DATA SUPPLIED:
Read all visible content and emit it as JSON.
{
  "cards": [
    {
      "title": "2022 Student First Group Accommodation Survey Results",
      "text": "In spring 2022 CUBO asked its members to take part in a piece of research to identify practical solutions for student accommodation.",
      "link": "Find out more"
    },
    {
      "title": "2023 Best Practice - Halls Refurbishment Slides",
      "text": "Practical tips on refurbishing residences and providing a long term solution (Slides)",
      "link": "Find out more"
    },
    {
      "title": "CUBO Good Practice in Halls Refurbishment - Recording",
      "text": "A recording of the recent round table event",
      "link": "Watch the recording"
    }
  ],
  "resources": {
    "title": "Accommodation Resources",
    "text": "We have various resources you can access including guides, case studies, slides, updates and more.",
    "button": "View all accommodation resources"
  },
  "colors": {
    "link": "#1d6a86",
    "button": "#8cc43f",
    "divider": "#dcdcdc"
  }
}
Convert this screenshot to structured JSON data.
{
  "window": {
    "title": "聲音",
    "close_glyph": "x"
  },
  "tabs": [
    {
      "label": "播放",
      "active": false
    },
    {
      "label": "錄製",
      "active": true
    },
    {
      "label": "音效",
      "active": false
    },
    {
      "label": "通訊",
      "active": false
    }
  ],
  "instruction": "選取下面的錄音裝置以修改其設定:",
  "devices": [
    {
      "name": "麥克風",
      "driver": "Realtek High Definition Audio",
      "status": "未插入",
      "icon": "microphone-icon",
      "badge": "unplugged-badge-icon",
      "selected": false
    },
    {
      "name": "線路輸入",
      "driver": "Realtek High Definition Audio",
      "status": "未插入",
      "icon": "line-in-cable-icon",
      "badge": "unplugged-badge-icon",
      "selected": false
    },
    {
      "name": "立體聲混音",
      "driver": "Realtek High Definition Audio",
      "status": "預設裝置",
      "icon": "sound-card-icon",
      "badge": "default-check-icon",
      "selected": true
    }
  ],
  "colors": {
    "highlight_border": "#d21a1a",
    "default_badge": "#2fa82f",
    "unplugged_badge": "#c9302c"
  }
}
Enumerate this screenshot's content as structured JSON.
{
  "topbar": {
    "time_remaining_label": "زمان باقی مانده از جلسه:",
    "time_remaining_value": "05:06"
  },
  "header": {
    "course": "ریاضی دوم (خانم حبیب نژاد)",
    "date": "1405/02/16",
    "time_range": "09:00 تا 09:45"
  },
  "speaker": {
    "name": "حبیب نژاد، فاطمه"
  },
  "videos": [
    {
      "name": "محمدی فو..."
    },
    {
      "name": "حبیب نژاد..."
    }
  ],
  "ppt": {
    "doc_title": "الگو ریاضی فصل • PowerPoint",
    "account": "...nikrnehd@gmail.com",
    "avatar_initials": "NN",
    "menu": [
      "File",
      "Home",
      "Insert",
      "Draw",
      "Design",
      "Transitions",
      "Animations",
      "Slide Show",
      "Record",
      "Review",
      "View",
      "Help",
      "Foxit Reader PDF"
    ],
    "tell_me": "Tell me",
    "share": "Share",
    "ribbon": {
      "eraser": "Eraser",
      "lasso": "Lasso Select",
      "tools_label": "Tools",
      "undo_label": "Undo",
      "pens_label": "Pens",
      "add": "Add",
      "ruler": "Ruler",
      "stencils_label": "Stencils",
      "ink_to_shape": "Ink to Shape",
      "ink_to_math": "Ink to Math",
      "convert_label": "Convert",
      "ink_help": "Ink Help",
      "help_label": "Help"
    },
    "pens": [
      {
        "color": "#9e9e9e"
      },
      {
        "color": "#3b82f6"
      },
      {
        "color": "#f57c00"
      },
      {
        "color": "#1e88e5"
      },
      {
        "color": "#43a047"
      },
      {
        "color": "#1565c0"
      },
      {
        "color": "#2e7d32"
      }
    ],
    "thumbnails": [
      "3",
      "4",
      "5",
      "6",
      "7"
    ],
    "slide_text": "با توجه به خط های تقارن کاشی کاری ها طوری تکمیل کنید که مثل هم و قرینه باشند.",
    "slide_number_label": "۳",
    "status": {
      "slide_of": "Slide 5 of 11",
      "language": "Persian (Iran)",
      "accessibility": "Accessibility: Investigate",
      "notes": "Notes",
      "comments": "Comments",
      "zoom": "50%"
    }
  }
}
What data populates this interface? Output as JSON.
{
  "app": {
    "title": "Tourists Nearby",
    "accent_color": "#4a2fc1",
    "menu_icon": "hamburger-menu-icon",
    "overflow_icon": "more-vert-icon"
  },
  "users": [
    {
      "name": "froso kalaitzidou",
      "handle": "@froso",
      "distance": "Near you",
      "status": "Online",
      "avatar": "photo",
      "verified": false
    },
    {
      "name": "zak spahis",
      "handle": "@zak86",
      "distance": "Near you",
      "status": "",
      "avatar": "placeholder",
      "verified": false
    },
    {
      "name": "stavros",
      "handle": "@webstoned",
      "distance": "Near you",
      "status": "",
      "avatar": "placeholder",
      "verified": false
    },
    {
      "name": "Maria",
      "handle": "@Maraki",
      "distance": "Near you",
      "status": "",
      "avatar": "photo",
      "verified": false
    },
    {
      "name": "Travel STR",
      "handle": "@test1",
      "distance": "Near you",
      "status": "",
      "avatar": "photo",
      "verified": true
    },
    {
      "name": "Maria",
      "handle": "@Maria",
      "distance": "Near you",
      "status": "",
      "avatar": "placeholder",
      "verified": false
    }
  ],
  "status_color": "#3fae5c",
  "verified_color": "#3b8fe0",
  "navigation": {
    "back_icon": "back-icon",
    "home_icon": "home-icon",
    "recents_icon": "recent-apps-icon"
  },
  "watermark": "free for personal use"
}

PROBLEM DESCRIPTION: Write down every line of the data above that includes the string "CUBO".

SOLUTION FOR THIS TASK:
      "text": "In spring 2022 CUBO asked its members to take part in a piece of research to identify practical solutions for student accommodation.",
      "title": "CUBO Good Practice in Halls Refurbishment - Recording",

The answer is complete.